→ **Written exercise**: Condense the paragraph of the forum thread that begins "@taby Due to the dt variable" into a short bulleted list that keeps its main facts.

@OliverWhiddles , I'm not expecting the object to slow down as it approaches I am expecting it to slow down as it moves away from the static body. I shouldn't need any other force to accomplish this. Gravity will do the accelerating and decelerating for me. In my case the delta time variable mixed with the large values almost ensures that distance will never be exactly zero so I'll never divide by zero. I've stepped through the simulation frame by frame and it never gets close to zero. If you watch the console of the codepen I attached you can see that once the static object is passed my acceleration never bleeds away. I can see the force decreasing but the position variable gets so broken that the whole acceleration equation breaks.

@taby Due to the dt variable being like 10mil it goes from 1 lightyear on one side to 1 lightyear on the other in one frame. I wonder if that is my problem. With dt being so large I'm accelerating for almost a light year farther than I should. That could account for the massive explosion of acceleration and then the breakdown of the equation. I think I need to explore a different integration function like you suggested, but do you think that what I said above might have been the problem with the semi Implicit Euler function? edit: I didn't see your last comment so sorry if this lacks context from that.

@taby , I think you broke my brain. I don't understand any of that, lol. I'm having trouble even conceptualizing these integration functions and how they work let alone debugging them let alone applying suggestions to them. I really do appreciate your insight though. I guess this is turning out to be a huge learning opportunity for me!! I'll attempt to convert over to the RK4 like you suggested. If that doesn't work then I'll try limiting acceleration or the Lenard Nimoy proposition…. j/k.

@jonny-b Ah OK, sorry, I misunderstood the problem! It seems like the time step is just too large?

@OliverWhiddles Ya. I think that might be the problem. I don't understand it all well enough to prove that is the case. It's just my best guess. I'm hoping one of these other approaches that @taby suggested will do the trick. I'm back to reading over some articles on the subject a second time to give myself some more context before moving on. Thanks for your suggestions though!

→ **Given records**:

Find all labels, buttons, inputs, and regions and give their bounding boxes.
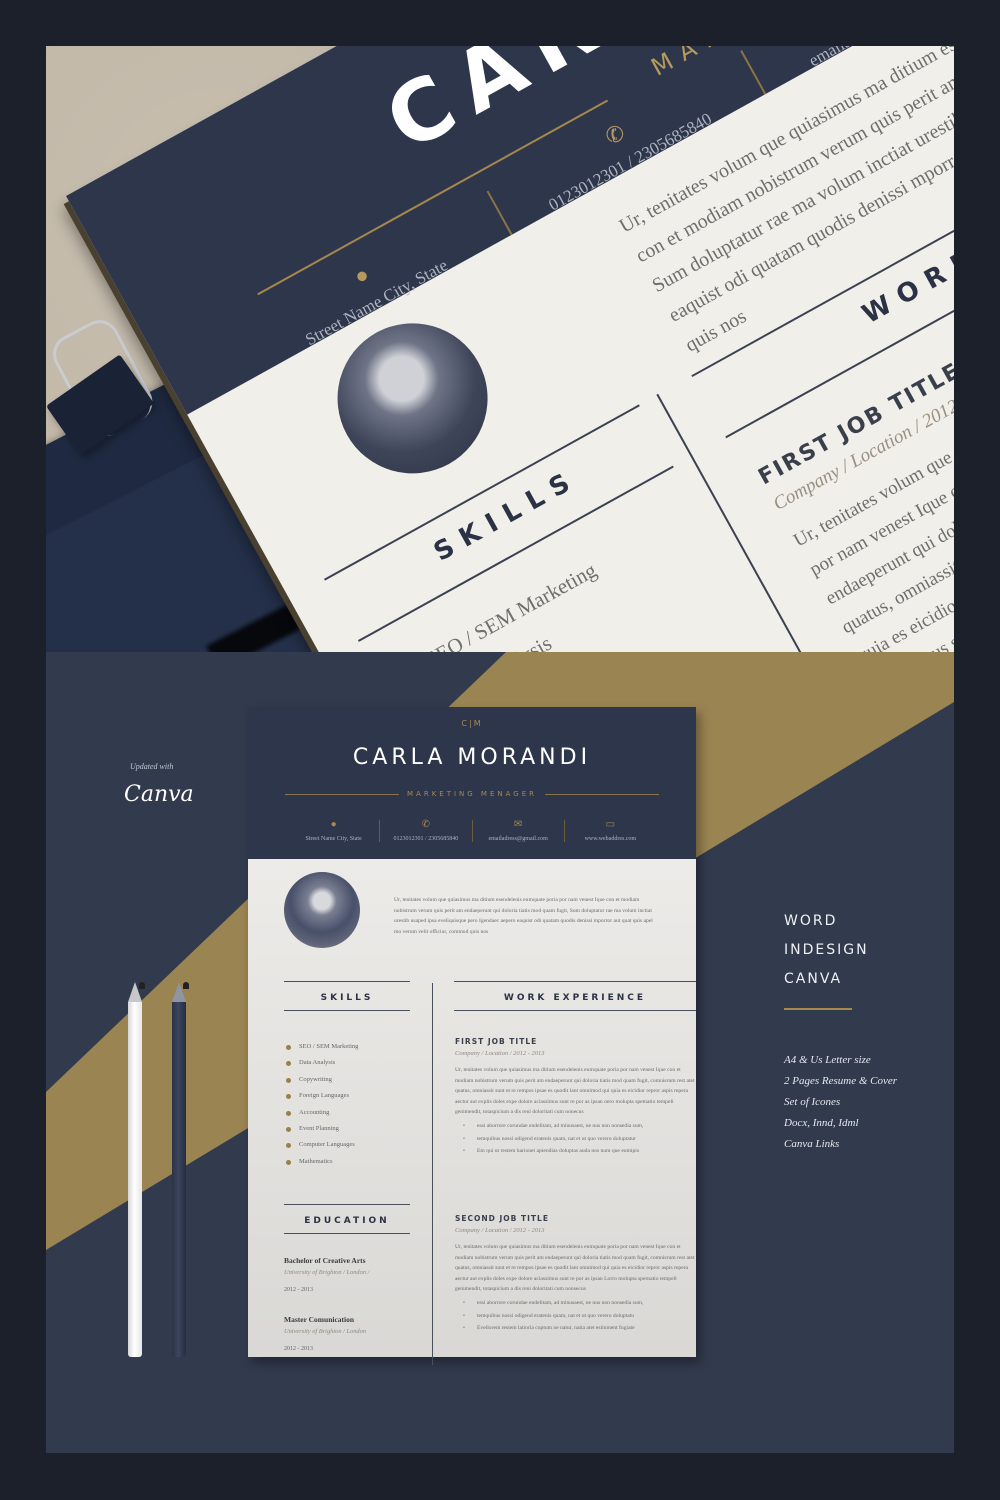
- job-bullets: essi aborrore corundae endelitam, ad min…: [455, 1297, 697, 1335]
- divider: [454, 1010, 696, 1011]
- skill-item: Mathematics: [286, 1154, 358, 1170]
- contact-address: ● Street Name City, State: [288, 819, 379, 842]
- job-bullet: Em qui ut restem harionet apiendias dolu…: [455, 1145, 697, 1158]
- format-item: CANVA: [784, 971, 843, 987]
- feature-item: Set of Icones: [784, 1096, 841, 1108]
- degree-title: Master Comunication: [284, 1315, 355, 1324]
- contact-text: www.webaddres.com: [584, 836, 637, 842]
- job-bullet: temquibus nossi odigend eratenis quam, n…: [455, 1310, 697, 1323]
- gold-rule: [784, 1008, 852, 1010]
- resume-role: MARKETING MENAGER: [407, 790, 538, 798]
- skill-item: SEO / SEM Marketing: [286, 1039, 358, 1055]
- skill-item: Accounting: [286, 1105, 358, 1121]
- job-bullet: essi aborrore corundae endelitam, ad min…: [455, 1120, 697, 1133]
- intro-paragraph: Ur, tenitates volum que quiasimus ma dit…: [394, 897, 653, 935]
- job-bullet: temquibus nossi odigend eratenis quam, n…: [455, 1133, 697, 1146]
- contact-row: ● Street Name City, State ✆ 0123012301 /…: [288, 819, 656, 842]
- job-meta: Company / Location / 2012 - 2013: [455, 1050, 545, 1057]
- contact-text: 0123012301 / 2305685840: [393, 836, 459, 842]
- skill-item: Event Planning: [286, 1121, 358, 1137]
- work-heading: WORK EXPERIENCE: [503, 993, 647, 1003]
- feature-item: 2 Pages Resume & Cover: [784, 1075, 898, 1087]
- monogram: C|M: [461, 719, 483, 728]
- profile-photo: [284, 872, 360, 948]
- format-list: WORD INDESIGN CANVA: [784, 907, 869, 994]
- skill-item: Foreign Languages: [286, 1088, 358, 1104]
- column-divider: [432, 983, 433, 1365]
- format-item: WORD: [784, 913, 838, 929]
- gold-rule-right: [545, 793, 660, 795]
- canva-logo: Canva: [124, 782, 194, 807]
- job-entry: FIRST JOB TITLE Company / Location / 201…: [455, 1037, 697, 1158]
- divider: [454, 981, 696, 982]
- job-meta: Company / Location / 2012 - 2013: [455, 1227, 545, 1234]
- mockup-photo-perspective: C|M CARLA MOR MARKETING MENAGER ● Street…: [46, 46, 954, 652]
- format-item: INDESIGN: [784, 942, 869, 958]
- skills-list: SEO / SEM Marketing Data Analysis Copywr…: [286, 1039, 358, 1170]
- job-title: SECOND JOB TITLE: [455, 1214, 549, 1223]
- education-item: Bachelor of Creative Arts University of …: [284, 1256, 369, 1293]
- contact-phone: ✆ 0123012301 / 2305685840: [380, 819, 471, 842]
- job-entry: SECOND JOB TITLE Company / Location / 20…: [455, 1214, 697, 1335]
- education-item: Master Comunication University of Bright…: [284, 1315, 366, 1352]
- flat-preview-panel: Updated with Canva C|M CARLA MORANDI MAR…: [46, 652, 954, 1453]
- contact-text: Street Name City, State: [305, 836, 362, 842]
- web-card-icon: ▭: [605, 819, 616, 830]
- job-bullet: Evellorem restem latioria cuptum ne natu…: [455, 1322, 697, 1335]
- feature-list: A4 & Us Letter size 2 Pages Resume & Cov…: [784, 1050, 897, 1155]
- degree-title: Bachelor of Creative Arts: [284, 1256, 366, 1265]
- school: University of Brighton / London: [284, 1328, 367, 1335]
- skill-item: Copywriting: [286, 1072, 358, 1088]
- white-pencil-icon: [128, 982, 145, 1357]
- job-body: Ur, tenitates volum que quiasimus ma dit…: [455, 1244, 695, 1293]
- skills-heading: SKILLS: [320, 993, 374, 1003]
- skill-item: Data Analysis: [286, 1055, 358, 1071]
- school: University of Brighton / London /: [284, 1269, 370, 1276]
- resume-name: CARLA MORANDI: [352, 745, 592, 770]
- feature-item: Docx, Innd, Idml: [784, 1117, 859, 1129]
- updated-with-label: Updated with: [130, 762, 174, 771]
- years: 2012 - 2013: [284, 1287, 313, 1293]
- feature-item: Canva Links: [784, 1138, 840, 1150]
- contact-text: emailadress@gmail.com: [488, 836, 548, 842]
- divider: [284, 1233, 410, 1234]
- gold-rule-left: [285, 793, 399, 795]
- job-title: FIRST JOB TITLE: [455, 1037, 538, 1046]
- feature-item: A4 & Us Letter size: [784, 1054, 871, 1066]
- education-heading: EDUCATION: [304, 1216, 390, 1226]
- contact-email: ✉ emailadress@gmail.com: [473, 819, 564, 842]
- divider: [284, 1204, 410, 1205]
- job-bullet: essi aborrore corundae endelitam, ad min…: [455, 1297, 697, 1310]
- resume-page: C|M CARLA MORANDI MARKETING MENAGER ● St…: [248, 707, 697, 1365]
- location-pin-icon: ●: [330, 819, 337, 830]
- years: 2012 - 2013: [284, 1346, 313, 1352]
- envelope-icon: ✉: [513, 819, 523, 830]
- divider: [284, 1010, 410, 1011]
- job-body: Ur, tenitates volum que quiasimus ma dit…: [455, 1067, 695, 1116]
- divider: [284, 981, 410, 982]
- job-bullets: essi aborrore corundae endelitam, ad min…: [455, 1120, 697, 1158]
- contact-web: ▭ www.webaddres.com: [565, 819, 656, 842]
- skill-item: Computer Languages: [286, 1137, 358, 1153]
- role-row: MARKETING MENAGER: [285, 788, 660, 800]
- phone-icon: ✆: [421, 819, 431, 830]
- navy-pencil-icon: [172, 982, 189, 1357]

→ **Answer below**:
- The dt variable is about 10 million, so the object jumps from 1 light year on one side to 1 light year on the other in a single frame.
- With dt that large, the object keeps accelerating for almost a light year farther than it should.
- That could explain the huge spike in acceleration and the breakdown of the equation.
- The plan is to try a different integration function, as @taby suggested.
- The post asks whether this was the problem with the semi-implicit Euler function.
- An edit notes that @taby's last comment was missed, so the reply may lack that context.